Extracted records
>>>>>

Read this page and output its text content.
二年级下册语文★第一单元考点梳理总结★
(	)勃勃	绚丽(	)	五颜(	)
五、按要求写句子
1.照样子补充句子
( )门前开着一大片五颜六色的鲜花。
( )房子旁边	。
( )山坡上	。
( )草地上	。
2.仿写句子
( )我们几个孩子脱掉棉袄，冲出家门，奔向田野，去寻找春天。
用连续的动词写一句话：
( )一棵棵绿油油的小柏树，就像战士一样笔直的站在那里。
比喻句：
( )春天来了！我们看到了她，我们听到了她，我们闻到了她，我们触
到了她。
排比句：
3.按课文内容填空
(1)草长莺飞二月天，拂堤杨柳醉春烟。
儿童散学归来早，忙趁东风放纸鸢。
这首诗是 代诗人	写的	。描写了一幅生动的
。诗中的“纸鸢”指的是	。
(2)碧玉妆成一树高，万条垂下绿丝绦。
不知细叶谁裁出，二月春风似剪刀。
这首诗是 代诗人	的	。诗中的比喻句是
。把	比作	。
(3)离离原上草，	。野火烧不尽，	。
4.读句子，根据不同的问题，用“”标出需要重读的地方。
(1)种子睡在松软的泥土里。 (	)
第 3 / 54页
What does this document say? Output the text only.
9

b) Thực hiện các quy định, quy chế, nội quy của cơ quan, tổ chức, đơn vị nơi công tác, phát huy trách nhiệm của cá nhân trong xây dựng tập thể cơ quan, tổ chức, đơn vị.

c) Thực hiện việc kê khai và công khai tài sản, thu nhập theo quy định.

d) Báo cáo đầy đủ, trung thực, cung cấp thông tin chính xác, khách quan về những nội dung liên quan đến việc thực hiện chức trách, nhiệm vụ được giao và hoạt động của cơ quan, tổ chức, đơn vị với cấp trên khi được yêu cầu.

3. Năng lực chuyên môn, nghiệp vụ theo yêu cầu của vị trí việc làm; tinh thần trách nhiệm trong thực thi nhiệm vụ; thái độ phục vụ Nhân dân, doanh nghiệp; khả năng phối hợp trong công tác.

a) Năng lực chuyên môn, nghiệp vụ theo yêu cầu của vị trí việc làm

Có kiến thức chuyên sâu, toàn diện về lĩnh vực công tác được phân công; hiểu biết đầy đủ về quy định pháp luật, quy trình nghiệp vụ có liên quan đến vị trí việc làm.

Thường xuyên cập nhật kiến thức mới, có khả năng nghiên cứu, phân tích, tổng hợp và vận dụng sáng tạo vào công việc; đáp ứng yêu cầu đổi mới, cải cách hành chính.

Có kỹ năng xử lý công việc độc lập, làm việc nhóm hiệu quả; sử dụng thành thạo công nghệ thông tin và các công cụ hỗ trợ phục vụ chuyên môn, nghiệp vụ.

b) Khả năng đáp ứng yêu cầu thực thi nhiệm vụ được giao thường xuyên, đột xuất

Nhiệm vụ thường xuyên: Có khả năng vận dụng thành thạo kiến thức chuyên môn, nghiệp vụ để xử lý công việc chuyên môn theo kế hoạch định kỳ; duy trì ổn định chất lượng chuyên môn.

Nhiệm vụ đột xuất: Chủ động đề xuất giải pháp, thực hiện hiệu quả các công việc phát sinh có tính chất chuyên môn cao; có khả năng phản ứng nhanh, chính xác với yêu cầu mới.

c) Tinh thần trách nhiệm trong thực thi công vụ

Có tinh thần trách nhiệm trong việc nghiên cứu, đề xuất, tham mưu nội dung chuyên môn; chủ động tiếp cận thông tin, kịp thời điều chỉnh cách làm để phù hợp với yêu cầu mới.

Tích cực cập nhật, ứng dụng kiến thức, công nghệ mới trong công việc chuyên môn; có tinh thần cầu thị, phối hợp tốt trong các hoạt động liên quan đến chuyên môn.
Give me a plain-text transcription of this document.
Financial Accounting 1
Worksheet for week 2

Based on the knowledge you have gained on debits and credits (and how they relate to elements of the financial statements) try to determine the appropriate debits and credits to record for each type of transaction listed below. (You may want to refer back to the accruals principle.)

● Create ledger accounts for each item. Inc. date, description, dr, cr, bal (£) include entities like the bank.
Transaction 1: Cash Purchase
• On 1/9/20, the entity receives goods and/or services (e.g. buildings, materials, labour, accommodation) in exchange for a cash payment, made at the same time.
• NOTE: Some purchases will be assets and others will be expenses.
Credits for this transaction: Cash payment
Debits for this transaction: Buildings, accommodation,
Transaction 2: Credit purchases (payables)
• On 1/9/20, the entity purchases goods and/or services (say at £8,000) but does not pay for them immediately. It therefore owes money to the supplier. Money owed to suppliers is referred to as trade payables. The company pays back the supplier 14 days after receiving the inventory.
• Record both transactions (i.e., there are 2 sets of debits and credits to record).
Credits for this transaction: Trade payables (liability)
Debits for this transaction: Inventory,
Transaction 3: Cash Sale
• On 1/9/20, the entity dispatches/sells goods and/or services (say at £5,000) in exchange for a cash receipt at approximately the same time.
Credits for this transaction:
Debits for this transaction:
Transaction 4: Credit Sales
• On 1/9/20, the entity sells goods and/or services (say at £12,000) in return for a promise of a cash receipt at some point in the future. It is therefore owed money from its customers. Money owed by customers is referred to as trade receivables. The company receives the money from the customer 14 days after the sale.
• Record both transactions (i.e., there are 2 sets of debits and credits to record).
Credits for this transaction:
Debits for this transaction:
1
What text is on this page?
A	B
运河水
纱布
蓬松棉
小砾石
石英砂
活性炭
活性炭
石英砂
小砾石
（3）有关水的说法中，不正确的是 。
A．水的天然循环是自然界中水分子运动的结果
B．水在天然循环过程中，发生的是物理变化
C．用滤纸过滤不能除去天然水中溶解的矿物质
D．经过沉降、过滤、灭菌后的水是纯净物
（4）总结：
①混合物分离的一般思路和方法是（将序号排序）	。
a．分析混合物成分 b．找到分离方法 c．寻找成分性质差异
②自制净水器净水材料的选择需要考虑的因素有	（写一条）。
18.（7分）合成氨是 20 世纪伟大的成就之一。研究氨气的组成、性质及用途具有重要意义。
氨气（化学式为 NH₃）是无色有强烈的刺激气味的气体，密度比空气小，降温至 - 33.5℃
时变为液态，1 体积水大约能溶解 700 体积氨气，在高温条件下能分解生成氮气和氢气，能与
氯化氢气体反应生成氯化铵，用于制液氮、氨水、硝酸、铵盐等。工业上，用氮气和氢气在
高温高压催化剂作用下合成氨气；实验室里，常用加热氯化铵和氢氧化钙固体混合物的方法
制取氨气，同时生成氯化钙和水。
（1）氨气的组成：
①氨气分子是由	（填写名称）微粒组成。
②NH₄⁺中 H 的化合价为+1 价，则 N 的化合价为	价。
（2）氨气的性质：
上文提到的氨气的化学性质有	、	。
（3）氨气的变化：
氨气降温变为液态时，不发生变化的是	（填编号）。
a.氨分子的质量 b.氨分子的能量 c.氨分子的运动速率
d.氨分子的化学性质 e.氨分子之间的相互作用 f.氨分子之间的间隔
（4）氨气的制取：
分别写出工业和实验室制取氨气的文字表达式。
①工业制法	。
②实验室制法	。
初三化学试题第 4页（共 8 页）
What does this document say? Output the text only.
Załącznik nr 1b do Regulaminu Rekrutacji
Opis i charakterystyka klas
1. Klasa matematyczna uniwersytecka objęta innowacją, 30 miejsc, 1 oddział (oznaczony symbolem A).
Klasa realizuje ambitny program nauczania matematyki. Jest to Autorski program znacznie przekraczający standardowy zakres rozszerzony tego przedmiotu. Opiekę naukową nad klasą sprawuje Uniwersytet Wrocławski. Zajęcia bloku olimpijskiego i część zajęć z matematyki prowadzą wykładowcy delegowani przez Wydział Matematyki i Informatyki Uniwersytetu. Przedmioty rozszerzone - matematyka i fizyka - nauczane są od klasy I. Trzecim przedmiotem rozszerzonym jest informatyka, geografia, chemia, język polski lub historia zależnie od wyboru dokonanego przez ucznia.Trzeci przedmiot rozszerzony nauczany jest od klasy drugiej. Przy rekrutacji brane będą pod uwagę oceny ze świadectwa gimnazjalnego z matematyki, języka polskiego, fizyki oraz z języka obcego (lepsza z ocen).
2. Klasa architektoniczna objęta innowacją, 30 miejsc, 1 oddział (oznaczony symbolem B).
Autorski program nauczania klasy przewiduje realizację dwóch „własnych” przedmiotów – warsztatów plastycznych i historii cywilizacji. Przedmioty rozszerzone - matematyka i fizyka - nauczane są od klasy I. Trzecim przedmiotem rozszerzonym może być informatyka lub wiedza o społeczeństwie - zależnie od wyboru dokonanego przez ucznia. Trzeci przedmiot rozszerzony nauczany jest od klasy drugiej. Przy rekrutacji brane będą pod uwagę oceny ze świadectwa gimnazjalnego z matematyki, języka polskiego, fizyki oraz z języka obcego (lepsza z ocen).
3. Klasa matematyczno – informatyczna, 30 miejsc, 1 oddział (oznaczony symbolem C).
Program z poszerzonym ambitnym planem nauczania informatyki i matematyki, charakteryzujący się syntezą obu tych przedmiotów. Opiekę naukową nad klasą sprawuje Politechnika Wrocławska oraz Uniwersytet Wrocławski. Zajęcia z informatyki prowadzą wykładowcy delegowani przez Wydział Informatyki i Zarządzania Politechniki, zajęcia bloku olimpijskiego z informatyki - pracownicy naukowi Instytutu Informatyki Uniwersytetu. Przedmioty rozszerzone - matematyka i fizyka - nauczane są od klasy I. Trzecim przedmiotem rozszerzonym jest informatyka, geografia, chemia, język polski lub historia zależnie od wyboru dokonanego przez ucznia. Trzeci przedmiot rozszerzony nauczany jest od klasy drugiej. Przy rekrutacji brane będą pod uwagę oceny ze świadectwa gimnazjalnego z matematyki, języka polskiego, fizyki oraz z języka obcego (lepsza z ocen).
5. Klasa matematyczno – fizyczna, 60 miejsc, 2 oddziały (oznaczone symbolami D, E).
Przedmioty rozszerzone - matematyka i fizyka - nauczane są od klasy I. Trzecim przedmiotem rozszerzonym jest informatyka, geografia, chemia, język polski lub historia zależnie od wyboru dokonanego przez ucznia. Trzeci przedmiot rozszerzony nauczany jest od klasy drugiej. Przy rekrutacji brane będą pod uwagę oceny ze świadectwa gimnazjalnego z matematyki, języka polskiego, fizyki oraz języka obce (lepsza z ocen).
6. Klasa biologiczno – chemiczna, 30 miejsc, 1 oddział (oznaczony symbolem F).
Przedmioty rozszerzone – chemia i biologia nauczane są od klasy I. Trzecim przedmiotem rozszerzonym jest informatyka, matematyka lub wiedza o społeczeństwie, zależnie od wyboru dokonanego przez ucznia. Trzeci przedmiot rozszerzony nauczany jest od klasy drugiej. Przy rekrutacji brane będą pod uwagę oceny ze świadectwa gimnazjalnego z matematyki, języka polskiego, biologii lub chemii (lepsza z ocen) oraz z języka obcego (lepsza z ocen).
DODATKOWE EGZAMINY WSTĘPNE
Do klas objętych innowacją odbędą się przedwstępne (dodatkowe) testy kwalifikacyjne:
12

<<<<<

State how many lines of the entries above include the word "hiện", offering no text other than the number.

— TASK SOLUTION —
4